YOUR TASK » Copy all of the records below verbatim.
____ ENTRIES PROVIDED
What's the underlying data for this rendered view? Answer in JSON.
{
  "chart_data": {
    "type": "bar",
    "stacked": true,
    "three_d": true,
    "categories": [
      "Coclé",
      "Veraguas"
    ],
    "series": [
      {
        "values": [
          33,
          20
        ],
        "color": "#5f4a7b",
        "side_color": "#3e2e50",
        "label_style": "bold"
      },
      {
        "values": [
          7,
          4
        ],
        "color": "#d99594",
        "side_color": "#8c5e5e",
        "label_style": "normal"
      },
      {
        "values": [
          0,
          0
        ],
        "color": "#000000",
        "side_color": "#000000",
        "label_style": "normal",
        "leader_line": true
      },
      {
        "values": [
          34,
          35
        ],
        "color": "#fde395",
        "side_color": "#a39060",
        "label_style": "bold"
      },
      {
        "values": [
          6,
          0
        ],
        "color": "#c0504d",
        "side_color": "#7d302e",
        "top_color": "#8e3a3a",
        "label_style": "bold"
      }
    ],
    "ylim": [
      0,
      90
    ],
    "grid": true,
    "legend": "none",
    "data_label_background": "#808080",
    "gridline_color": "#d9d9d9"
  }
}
________
SOLUTION TO THIS EXERCISE »
What's the underlying data for this rendered view? Answer in JSON.
{
  "chart_data": {
    "type": "bar",
    "stacked": true,
    "three_d": true,
    "categories": [
      "Coclé",
      "Veraguas"
    ],
    "series": [
      {
        "values": [
          33,
          20
        ],
        "color": "#5f4a7b",
        "side_color": "#3e2e50",
        "label_style": "bold"
      },
      {
        "values": [
          7,
          4
        ],
        "color": "#d99594",
        "side_color": "#8c5e5e",
        "label_style": "normal"
      },
      {
        "values": [
          0,
          0
        ],
        "color": "#000000",
        "side_color": "#000000",
        "label_style": "normal",
        "leader_line": true
      },
      {
        "values": [
          34,
          35
        ],
        "color": "#fde395",
        "side_color": "#a39060",
        "label_style": "bold"
      },
      {
        "values": [
          6,
          0
        ],
        "color": "#c0504d",
        "side_color": "#7d302e",
        "top_color": "#8e3a3a",
        "label_style": "bold"
      }
    ],
    "ylim": [
      0,
      90
    ],
    "grid": true,
    "legend": "none",
    "data_label_background": "#808080",
    "gridline_color": "#d9d9d9"
  }
}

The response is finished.